• Data shown:
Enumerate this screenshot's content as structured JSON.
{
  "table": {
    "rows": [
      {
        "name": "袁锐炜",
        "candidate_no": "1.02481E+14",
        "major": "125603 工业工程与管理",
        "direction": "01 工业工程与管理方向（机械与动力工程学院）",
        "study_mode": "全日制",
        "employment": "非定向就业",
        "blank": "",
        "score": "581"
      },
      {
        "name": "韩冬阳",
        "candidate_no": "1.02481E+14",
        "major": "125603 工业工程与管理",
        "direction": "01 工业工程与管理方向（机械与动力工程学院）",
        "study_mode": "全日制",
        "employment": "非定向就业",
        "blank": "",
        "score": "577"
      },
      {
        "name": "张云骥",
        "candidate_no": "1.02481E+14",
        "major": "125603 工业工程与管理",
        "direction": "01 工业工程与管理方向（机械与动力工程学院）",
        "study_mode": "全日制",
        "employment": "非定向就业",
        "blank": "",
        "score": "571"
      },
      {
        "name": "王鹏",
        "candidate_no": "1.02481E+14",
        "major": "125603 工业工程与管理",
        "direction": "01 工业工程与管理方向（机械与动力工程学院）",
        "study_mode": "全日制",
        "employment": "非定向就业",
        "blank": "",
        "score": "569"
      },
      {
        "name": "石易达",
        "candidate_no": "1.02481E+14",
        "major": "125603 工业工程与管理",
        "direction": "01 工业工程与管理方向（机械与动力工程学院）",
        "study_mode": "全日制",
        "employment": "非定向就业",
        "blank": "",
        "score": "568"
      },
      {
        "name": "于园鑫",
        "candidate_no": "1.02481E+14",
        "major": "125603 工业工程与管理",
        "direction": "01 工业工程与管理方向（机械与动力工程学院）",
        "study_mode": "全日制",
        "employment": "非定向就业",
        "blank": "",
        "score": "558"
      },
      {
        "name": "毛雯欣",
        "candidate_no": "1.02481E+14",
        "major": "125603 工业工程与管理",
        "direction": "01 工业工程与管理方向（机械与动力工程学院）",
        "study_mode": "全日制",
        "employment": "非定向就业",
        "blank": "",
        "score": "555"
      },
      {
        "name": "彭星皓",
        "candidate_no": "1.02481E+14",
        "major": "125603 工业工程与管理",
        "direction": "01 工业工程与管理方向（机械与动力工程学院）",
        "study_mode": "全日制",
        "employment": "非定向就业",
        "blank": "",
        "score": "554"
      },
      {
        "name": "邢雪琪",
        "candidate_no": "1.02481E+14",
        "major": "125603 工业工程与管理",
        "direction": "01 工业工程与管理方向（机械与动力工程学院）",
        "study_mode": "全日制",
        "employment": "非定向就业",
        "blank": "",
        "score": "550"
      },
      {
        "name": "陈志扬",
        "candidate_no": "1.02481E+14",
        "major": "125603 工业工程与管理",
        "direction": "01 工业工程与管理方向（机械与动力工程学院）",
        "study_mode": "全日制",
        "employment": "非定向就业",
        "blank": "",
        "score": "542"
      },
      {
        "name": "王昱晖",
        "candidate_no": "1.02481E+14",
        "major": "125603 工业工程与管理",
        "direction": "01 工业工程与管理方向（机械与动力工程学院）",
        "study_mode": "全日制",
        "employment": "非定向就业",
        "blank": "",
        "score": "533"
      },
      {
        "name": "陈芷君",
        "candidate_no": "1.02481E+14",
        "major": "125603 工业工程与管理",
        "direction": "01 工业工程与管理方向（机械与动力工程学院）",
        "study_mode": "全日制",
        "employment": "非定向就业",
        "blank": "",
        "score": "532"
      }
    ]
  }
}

• The exercise: Using the records above, copy every line that has the word "score" in it.

• Solution to this task:
        "score": "581"
        "score": "577"
        "score": "571"
        "score": "569"
        "score": "568"
        "score": "558"
        "score": "555"
        "score": "554"
        "score": "550"
        "score": "542"
        "score": "533"
        "score": "532"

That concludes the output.